> WHAT YOU WILL DO
Copy the line with "zero-point [552, 415, 558, 419]" through the line with "data-point [374, 352, 382, 360]" from the records below, including both of those lines.

> GIVEN DATA

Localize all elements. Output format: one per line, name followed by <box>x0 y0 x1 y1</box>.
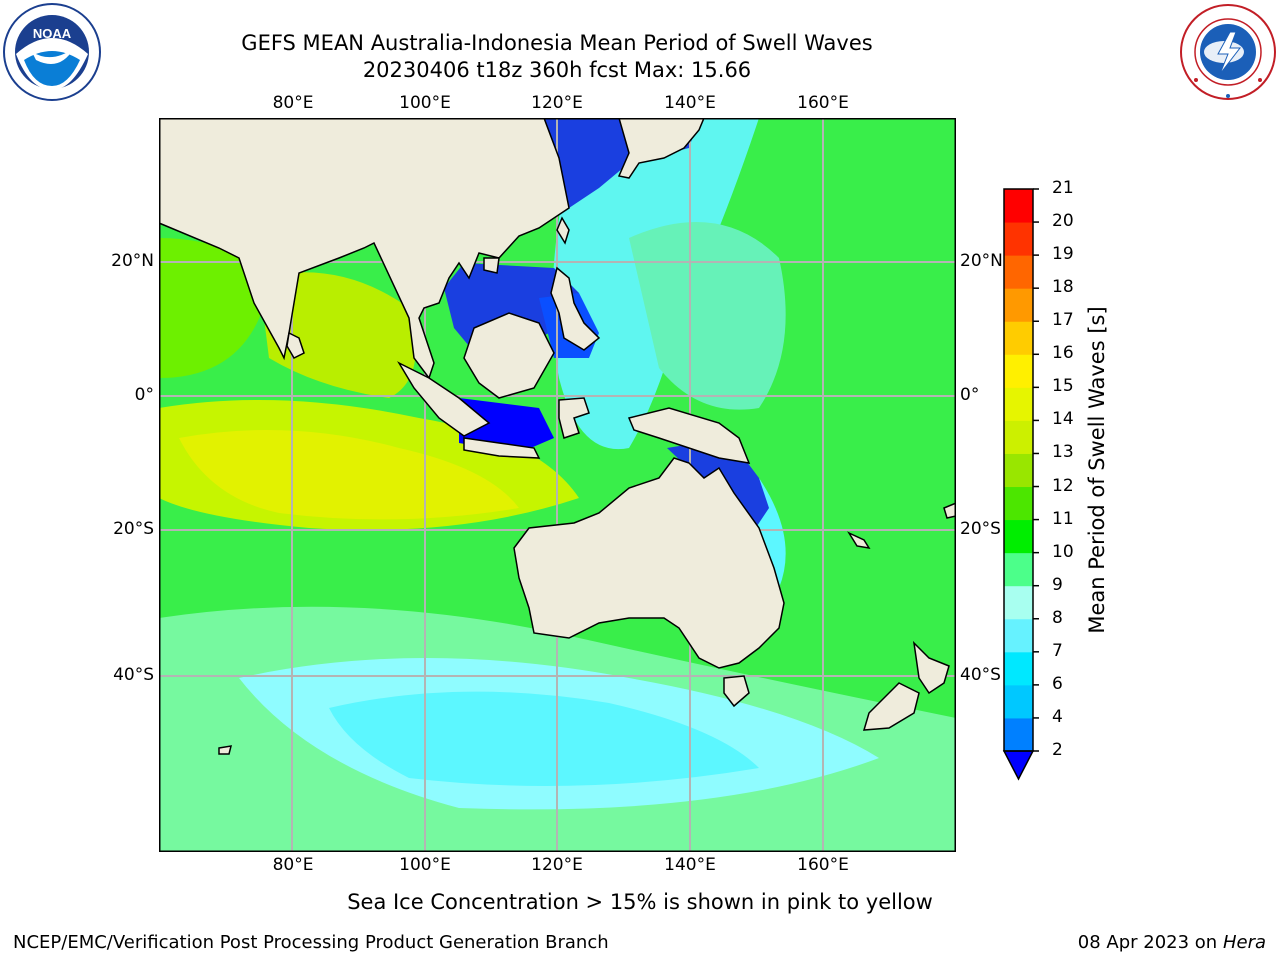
footer-date-text: 08 Apr 2023 on <box>1077 932 1223 953</box>
fiji <box>943 502 956 519</box>
colorbar-segment <box>1004 486 1033 521</box>
lat-tick-right: 0° <box>960 385 980 405</box>
lon-tick-bottom: 80°E <box>272 855 314 875</box>
colorbar-tick-label: 4 <box>1052 706 1063 727</box>
colorbar-under-triangle <box>1002 750 1035 781</box>
sri-lanka <box>286 331 305 359</box>
colorbar-tick-label: 12 <box>1052 475 1074 496</box>
colorbar-tick-label: 20 <box>1052 211 1074 232</box>
lon-tick-bottom: 120°E <box>531 855 583 875</box>
new-caledonia <box>847 531 871 550</box>
colorbar-tick-label: 15 <box>1052 376 1074 397</box>
colorbar-segment <box>1004 321 1033 355</box>
lon-tick-bottom: 140°E <box>664 855 716 875</box>
footer-host: Hera <box>1222 932 1266 953</box>
colorbar-tick-label: 2 <box>1052 740 1063 760</box>
colorbar-frame <box>1003 188 1034 752</box>
australia <box>513 457 785 669</box>
philippines <box>550 266 601 351</box>
land <box>159 118 956 755</box>
colorbar-segment <box>1004 189 1033 223</box>
lon-tick-bottom: 160°E <box>797 855 849 875</box>
lon-tick-top: 160°E <box>797 93 849 113</box>
colorbar-segment <box>1004 717 1033 752</box>
colorbar-segment <box>1004 354 1033 388</box>
colorbar <box>1002 188 1039 781</box>
java <box>463 437 541 459</box>
new-zealand-south <box>862 682 920 731</box>
colorbar-segment <box>1004 288 1033 322</box>
asia-landmass <box>159 118 570 380</box>
tasmania <box>723 675 750 708</box>
lat-tick-left: 40°S <box>113 665 154 685</box>
colorbar-tick-label: 8 <box>1052 607 1063 628</box>
colorbar-segment <box>1004 585 1033 620</box>
lon-tick-top: 80°E <box>272 93 314 113</box>
colorbar-tick-label: 14 <box>1052 409 1074 430</box>
colorbar-segment <box>1004 519 1033 554</box>
new-guinea <box>627 407 751 464</box>
noaa-logo: NOAA <box>3 3 101 101</box>
colorbar-title: Mean Period of Swell Waves [s] <box>1085 306 1109 634</box>
colorbar-segment <box>1004 255 1033 289</box>
sulawesi <box>558 397 590 439</box>
colorbar-segment <box>1004 420 1033 454</box>
colorbar-segment <box>1004 387 1033 421</box>
lon-tick-bottom: 100°E <box>399 855 451 875</box>
noaa-logo-text: NOAA <box>33 26 72 41</box>
lon-tick-top: 140°E <box>664 93 716 113</box>
colorbar-segment <box>1004 222 1033 256</box>
colorbar-tick-label: 19 <box>1052 244 1074 265</box>
colorbar-tick-label: 7 <box>1052 640 1063 661</box>
lat-tick-left: 0° <box>134 385 154 405</box>
lat-tick-right: 40°S <box>960 665 1001 685</box>
sea-ice-caption: Sea Ice Concentration > 15% is shown in … <box>347 890 933 914</box>
colorbar-tick-label: 18 <box>1052 277 1074 298</box>
japan <box>617 118 705 179</box>
footer-credit: NCEP/EMC/Verification Post Processing Pr… <box>13 932 609 953</box>
colorbar-tick-label: 17 <box>1052 310 1074 331</box>
lat-tick-right: 20°N <box>960 251 1003 271</box>
map-frame <box>159 118 956 852</box>
colorbar-segment <box>1004 651 1033 686</box>
colorbar-segment <box>1004 684 1033 719</box>
colorbar-segment <box>1004 552 1033 587</box>
new-zealand-north <box>912 640 950 695</box>
lon-tick-top: 120°E <box>531 93 583 113</box>
chart-title: GEFS MEAN Australia-Indonesia Mean Perio… <box>241 31 873 55</box>
borneo <box>463 312 555 399</box>
lat-tick-left: 20°S <box>113 519 154 539</box>
colorbar-tick-label: 9 <box>1052 574 1063 595</box>
colorbar-tick-label: 16 <box>1052 343 1074 364</box>
sumatra <box>397 361 491 437</box>
footer-date: 08 Apr 2023 on Hera <box>1078 932 1266 953</box>
colorbar-tick-label: 10 <box>1052 541 1074 562</box>
nws-logo <box>1180 4 1276 100</box>
colorbar-tick-label: 21 <box>1052 178 1074 198</box>
colorbar-tick-label: 13 <box>1052 442 1074 463</box>
kerguelen <box>218 745 233 755</box>
lon-tick-top: 100°E <box>399 93 451 113</box>
colorbar-segment <box>1004 453 1033 488</box>
taiwan <box>556 216 570 245</box>
hainan <box>483 257 500 274</box>
colorbar-segment <box>1004 618 1033 653</box>
colorbar-tick-label: 11 <box>1052 508 1074 529</box>
lat-tick-right: 20°S <box>960 519 1001 539</box>
lat-tick-left: 20°N <box>111 251 154 271</box>
chart-subtitle: 20230406 t18z 360h fcst Max: 15.66 <box>362 58 752 82</box>
map <box>159 118 956 852</box>
colorbar-tick-label: 6 <box>1052 673 1063 694</box>
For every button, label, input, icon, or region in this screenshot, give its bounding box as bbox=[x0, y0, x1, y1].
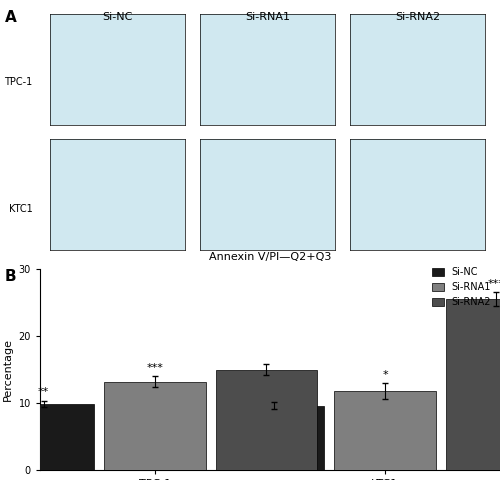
Bar bbox=[223, 406, 324, 470]
Text: *: * bbox=[382, 370, 388, 380]
Text: **: ** bbox=[38, 387, 50, 397]
Bar bbox=[334, 391, 436, 470]
Bar bbox=[0, 404, 94, 470]
Title: Annexin V/PI—Q2+Q3: Annexin V/PI—Q2+Q3 bbox=[209, 252, 331, 263]
Text: ***: *** bbox=[488, 279, 500, 289]
Bar bbox=[104, 382, 206, 470]
Text: TPC-1: TPC-1 bbox=[4, 77, 32, 86]
Text: B: B bbox=[5, 269, 16, 284]
Text: KTC1: KTC1 bbox=[9, 204, 32, 214]
Bar bbox=[216, 370, 317, 470]
Bar bbox=[446, 299, 500, 470]
Text: Si-NC: Si-NC bbox=[102, 12, 132, 22]
Y-axis label: Percentage: Percentage bbox=[3, 338, 13, 401]
Text: Si-RNA2: Si-RNA2 bbox=[395, 12, 440, 22]
Text: A: A bbox=[5, 10, 17, 24]
Text: ***: *** bbox=[146, 363, 164, 373]
Legend: Si-NC, Si-RNA1, Si-RNA2: Si-NC, Si-RNA1, Si-RNA2 bbox=[428, 264, 495, 311]
Text: Si-RNA1: Si-RNA1 bbox=[245, 12, 290, 22]
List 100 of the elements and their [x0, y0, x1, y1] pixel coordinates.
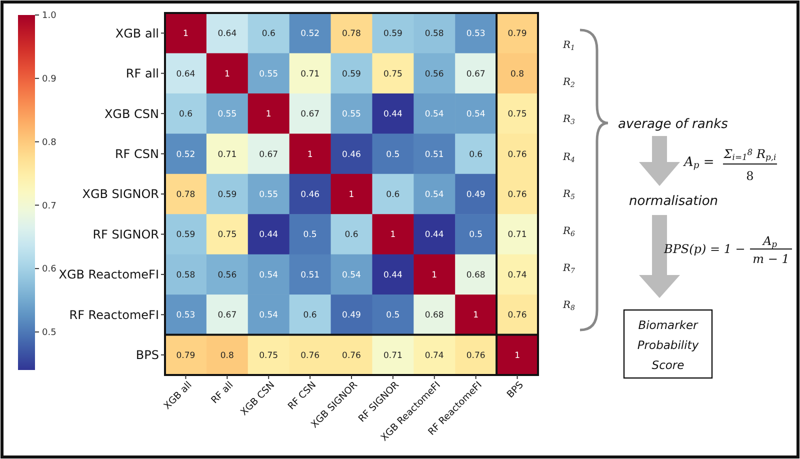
data-label: 0.59	[176, 230, 196, 240]
data-label: 0.64	[218, 29, 237, 40]
data-label: 0.78	[176, 190, 196, 200]
color-bar-label: 0.6	[42, 264, 57, 275]
data-label: 0.6	[303, 310, 317, 321]
data-label: 1	[514, 350, 520, 361]
text: normalisation	[629, 194, 718, 209]
data-label: 0.55	[342, 110, 361, 120]
data-label: 0.44	[383, 110, 402, 120]
data-label: 0.52	[176, 150, 196, 160]
data-label: 0.54	[259, 310, 278, 321]
data-label: 0.44	[424, 230, 444, 240]
x-tick-label: RF all	[209, 380, 236, 406]
data-label: 0.67	[466, 69, 486, 80]
data-label: 0.5	[469, 230, 483, 240]
color-bar-label: 1.0	[42, 11, 57, 22]
data-label: 0.5	[386, 310, 400, 321]
data-label: 0.54	[342, 270, 361, 280]
data-label: 0.68	[424, 310, 444, 321]
data-label: 0.76	[508, 150, 527, 160]
data-label: 0.8	[220, 350, 234, 361]
data-label: 0.6	[386, 190, 400, 200]
text: R$_{7}$	[562, 263, 576, 275]
text: BPS(p) = 1 −	[663, 242, 746, 256]
text: R$_{4}$	[562, 152, 575, 164]
data-label: 0.71	[300, 69, 320, 80]
text: R$_{8}$	[562, 300, 576, 312]
data-label: 1	[266, 110, 272, 120]
data-label: 0.75	[383, 69, 402, 80]
data-label: 0.55	[259, 69, 278, 80]
data-label: 0.78	[342, 29, 361, 40]
data-label: 0.64	[176, 69, 196, 80]
data-label: 0.54	[466, 110, 486, 120]
data-label: 0.59	[342, 69, 361, 80]
data-label: 0.67	[218, 310, 237, 321]
data-label: 0.67	[259, 150, 278, 160]
text: average of ranks	[618, 117, 728, 132]
y-tick-label: XGB SIGNOR	[82, 187, 159, 202]
data-label: 0.6	[178, 110, 192, 120]
data-label: 0.75	[508, 110, 527, 120]
data-label: 0.46	[300, 190, 320, 200]
data-label: 0.71	[508, 230, 527, 240]
data-label: 0.54	[424, 190, 444, 200]
data-label: 0.76	[508, 310, 527, 321]
data-label: 0.51	[300, 270, 320, 280]
data-label: 0.6	[469, 150, 483, 160]
data-label: 0.79	[176, 350, 196, 361]
y-tick-label: XGB CSN	[104, 106, 159, 121]
data-label: 0.52	[300, 29, 320, 40]
data-label: 0.49	[342, 310, 361, 321]
data-label: 0.74	[424, 350, 444, 361]
text: R$_{2}$	[562, 77, 576, 89]
color-bar-label: 0.5	[42, 328, 56, 338]
data-label: 0.58	[424, 29, 444, 40]
y-tick-label: XGB all	[115, 26, 159, 40]
data-label: 0.76	[508, 190, 527, 200]
data-label: 0.68	[466, 270, 486, 280]
text: R$_{6}$	[562, 226, 576, 238]
data-label: 0.8	[510, 69, 524, 80]
color-bar-label: 0.8	[42, 138, 57, 148]
text: 8	[746, 169, 754, 183]
data-label: 0.5	[386, 150, 400, 160]
text: R$_{5}$	[562, 189, 576, 201]
color-bar-label: 0.9	[42, 74, 57, 85]
text: Biomarker Probability Score	[637, 318, 700, 372]
data-label: 0.75	[259, 350, 278, 361]
data-label: 0.76	[342, 350, 361, 361]
data-label: 0.74	[508, 270, 527, 280]
data-label: 0.54	[259, 270, 278, 280]
data-label: 0.53	[466, 29, 486, 40]
data-label: 0.56	[218, 270, 237, 280]
text: R$_{3}$	[562, 114, 576, 126]
y-tick-label: XGB ReactomeFI	[58, 268, 159, 282]
text: R$_{1}$	[562, 40, 575, 52]
y-tick-label: RF SIGNOR	[92, 227, 159, 242]
data-label: 0.76	[300, 350, 320, 361]
color-bar-label: 0.7	[42, 201, 56, 212]
data-label: 0.79	[508, 29, 527, 40]
data-label: 0.59	[383, 29, 402, 40]
y-tick-label: RF ReactomeFI	[69, 308, 159, 322]
data-label: 0.49	[466, 190, 486, 200]
y-tick-label: BPS	[136, 348, 159, 362]
data-label: 0.6	[262, 29, 276, 40]
data-label: 0.53	[176, 310, 196, 321]
data-label: 1	[183, 29, 188, 40]
data-label: 0.55	[259, 190, 278, 200]
data-label: 0.59	[218, 190, 237, 200]
data-label: 1	[348, 190, 354, 200]
text: m − 1	[752, 252, 790, 266]
data-label: 1	[224, 69, 230, 80]
text: A$_{p}$ =	[683, 155, 714, 172]
data-label: 1	[473, 310, 479, 321]
y-tick-label: RF all	[126, 66, 159, 81]
text: A$_{p}$	[762, 234, 778, 249]
data-label: 0.75	[218, 230, 237, 240]
data-label: 0.58	[176, 270, 196, 280]
data-label: 0.71	[383, 350, 402, 361]
data-label: 0.6	[344, 230, 358, 240]
data-label: 1	[390, 230, 396, 240]
data-label: 0.55	[218, 110, 237, 120]
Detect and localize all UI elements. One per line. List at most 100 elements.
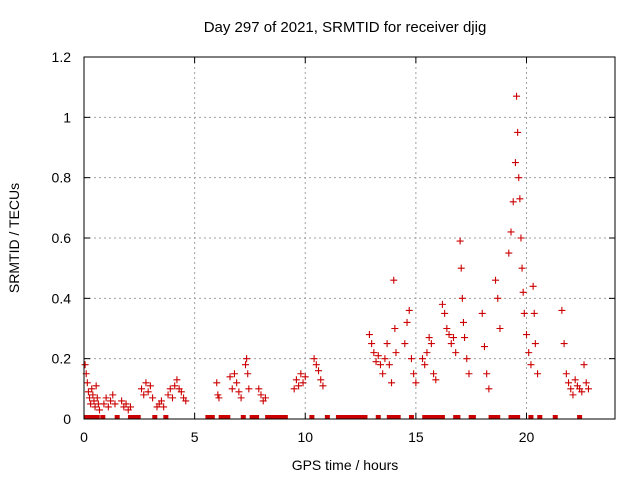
zero-point [552, 415, 558, 419]
data-point [171, 382, 179, 390]
data-point [149, 394, 157, 402]
data-point [244, 370, 252, 378]
data-point [461, 334, 469, 342]
data-point [531, 340, 539, 348]
data-point [456, 237, 464, 245]
data-point [81, 361, 89, 369]
data-point [458, 294, 466, 302]
zero-point [240, 415, 246, 419]
data-point [465, 370, 473, 378]
data-point [374, 352, 382, 360]
data-point [243, 355, 251, 363]
data-point [100, 400, 108, 408]
data-point [438, 300, 446, 308]
zero-point [528, 415, 534, 419]
data-point [213, 379, 221, 387]
data-point [385, 361, 393, 369]
zero-point [209, 415, 215, 419]
zero-point [435, 415, 441, 419]
y-tick-label: 0.8 [52, 170, 72, 186]
y-tick-label: 1 [63, 109, 71, 125]
data-point [443, 325, 451, 332]
data-point [372, 358, 380, 366]
data-point [89, 391, 97, 399]
data-point [432, 376, 440, 384]
data-point [228, 385, 236, 393]
data-point [235, 388, 243, 396]
data-point [485, 385, 493, 393]
data-point [226, 373, 234, 381]
data-point [90, 397, 98, 405]
data-point [83, 379, 91, 387]
data-point [513, 92, 521, 100]
data-point [525, 349, 533, 357]
zero-point [408, 415, 414, 419]
data-point [301, 373, 309, 381]
zero-point [431, 415, 437, 419]
data-point [383, 340, 391, 348]
data-point [405, 306, 413, 314]
data-point [237, 394, 245, 402]
data-point [582, 379, 590, 387]
data-point [118, 397, 126, 405]
data-point [160, 403, 168, 411]
zero-point [254, 415, 260, 419]
data-point [214, 391, 222, 399]
zero-point [508, 415, 514, 419]
data-point [560, 340, 568, 348]
data-point [87, 400, 95, 408]
data-point [138, 385, 146, 393]
data-point [445, 331, 453, 339]
zero-point [152, 415, 158, 419]
data-point [102, 394, 110, 402]
data-point [166, 385, 174, 393]
data-point [86, 394, 94, 402]
data-point [365, 331, 373, 339]
zero-point [362, 415, 368, 419]
data-point [230, 370, 238, 378]
data-point [109, 391, 117, 399]
data-point [517, 234, 525, 242]
data-point [319, 382, 327, 390]
zero-point [309, 415, 315, 419]
data-point [173, 376, 181, 384]
data-point [580, 361, 588, 369]
grid [84, 57, 615, 419]
data-point [578, 388, 586, 396]
data-point [88, 385, 96, 393]
data-point [233, 379, 241, 387]
data-point [215, 394, 223, 402]
data-point [310, 355, 318, 363]
data-point [410, 370, 418, 378]
data-point [381, 355, 389, 363]
data-point [95, 406, 103, 414]
data-point [584, 385, 592, 393]
data-point [496, 325, 504, 332]
data-point [421, 361, 429, 369]
zero-point [225, 415, 231, 419]
zero-point [375, 415, 381, 419]
data-point [403, 318, 411, 326]
data-point [449, 334, 457, 342]
zero-point [455, 415, 461, 419]
y-tick-label: 0 [63, 411, 71, 427]
x-tick-label: 15 [408, 429, 424, 445]
data-point [317, 376, 325, 384]
zero-point [515, 415, 521, 419]
x-axis-title: GPS time / hours [292, 457, 399, 473]
data-point [370, 349, 378, 357]
data-point [297, 370, 305, 378]
data-point [169, 394, 176, 402]
data-point [376, 361, 384, 369]
data-point [447, 340, 455, 348]
data-point [242, 361, 250, 369]
data-point [516, 195, 524, 203]
data-point [122, 400, 130, 408]
data-point [457, 264, 465, 272]
data-point [91, 403, 99, 411]
data-point [126, 403, 134, 411]
data-point [388, 379, 396, 387]
data-point [452, 349, 460, 357]
zero-point [163, 415, 169, 419]
data-point [492, 276, 500, 284]
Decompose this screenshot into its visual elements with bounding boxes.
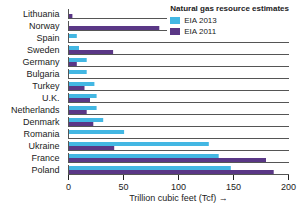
svg-text:France: France <box>31 153 59 163</box>
svg-text:Norway: Norway <box>29 21 60 31</box>
svg-text:Denmark: Denmark <box>23 117 60 127</box>
svg-text:Poland: Poland <box>31 165 59 175</box>
svg-text:Ukraine: Ukraine <box>28 141 59 151</box>
svg-text:Romania: Romania <box>23 129 59 139</box>
svg-text:Sweden: Sweden <box>27 45 60 55</box>
svg-text:Trillion cubic feet (Tcf) →: Trillion cubic feet (Tcf) → <box>129 193 228 203</box>
html-text:Natural gas resource estimates: Natural gas resource estimates <box>170 4 289 13</box>
svg-text:Bulgaria: Bulgaria <box>26 69 59 79</box>
html-text:EIA 2011: EIA 2011 <box>184 27 217 36</box>
html-text:EIA 2013: EIA 2013 <box>184 16 217 25</box>
svg-text:Turkey: Turkey <box>32 81 60 91</box>
svg-text:Netherlands: Netherlands <box>11 105 60 115</box>
svg-text:Germany: Germany <box>22 57 60 67</box>
svg-text:Spain: Spain <box>36 33 59 43</box>
svg-text:50: 50 <box>118 182 128 192</box>
svg-text:U.K.: U.K. <box>42 93 60 103</box>
svg-text:Lithuania: Lithuania <box>23 9 60 19</box>
svg-text:0: 0 <box>66 182 71 192</box>
svg-text:100: 100 <box>171 182 186 192</box>
svg-text:150: 150 <box>226 182 241 192</box>
svg-text:200: 200 <box>281 182 296 192</box>
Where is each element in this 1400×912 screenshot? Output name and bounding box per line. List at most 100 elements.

> EXERCISE OUTPUT
zero-point [552, 415, 558, 419]
data-point [171, 382, 179, 390]
data-point [149, 394, 157, 402]
data-point [244, 370, 252, 378]
data-point [461, 334, 469, 342]
data-point [531, 340, 539, 348]
data-point [456, 237, 464, 245]
data-point [81, 361, 89, 369]
data-point [458, 294, 466, 302]
zero-point [240, 415, 246, 419]
data-point [465, 370, 473, 378]
data-point [374, 352, 382, 360]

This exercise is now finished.